>> Begin Task input

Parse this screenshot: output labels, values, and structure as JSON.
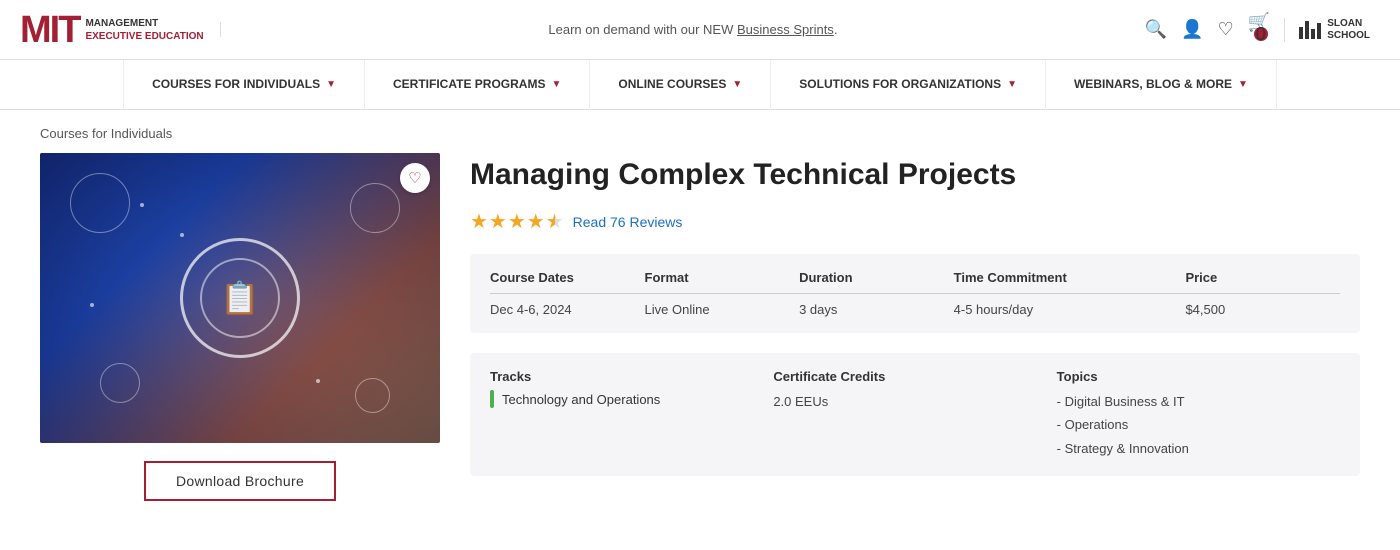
{
  "header": {
    "logo_mit": "MIT",
    "logo_management": "MANAGEMENT",
    "logo_exec": "EXECUTIVE EDUCATION",
    "banner_text": "Learn on demand with our NEW ",
    "banner_link": "Business Sprints",
    "banner_suffix": ".",
    "sloan_line1": "SLOAN",
    "sloan_line2": "SCHOOL"
  },
  "nav": {
    "items": [
      {
        "label": "COURSES FOR INDIVIDUALS",
        "id": "courses-individuals"
      },
      {
        "label": "CERTIFICATE PROGRAMS",
        "id": "certificate-programs"
      },
      {
        "label": "ONLINE COURSES",
        "id": "online-courses"
      },
      {
        "label": "SOLUTIONS FOR ORGANIZATIONS",
        "id": "solutions-orgs"
      },
      {
        "label": "WEBINARS, BLOG & MORE",
        "id": "webinars-blog"
      }
    ]
  },
  "breadcrumb": "Courses for Individuals",
  "course": {
    "title": "Managing Complex Technical Projects",
    "stars_full": "★★★★",
    "stars_half": "½",
    "review_text": "Read 76 Reviews",
    "table": {
      "headers": [
        "Course Dates",
        "Format",
        "Duration",
        "Time Commitment",
        "Price"
      ],
      "row": [
        "Dec 4-6, 2024",
        "Live Online",
        "3 days",
        "4-5 hours/day",
        "$4,500"
      ]
    },
    "tracks_label": "Tracks",
    "track_value": "Technology and Operations",
    "credits_label": "Certificate Credits",
    "credits_value": "2.0 EEUs",
    "topics_label": "Topics",
    "topics": [
      "- Digital Business & IT",
      "- Operations",
      "- Strategy & Innovation"
    ]
  },
  "buttons": {
    "download_brochure": "Download Brochure"
  }
}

>> End Task input

The exercise:
Tell how many lines of the material above hold "Business", answering with a bare number.

Solution for this exercise:
2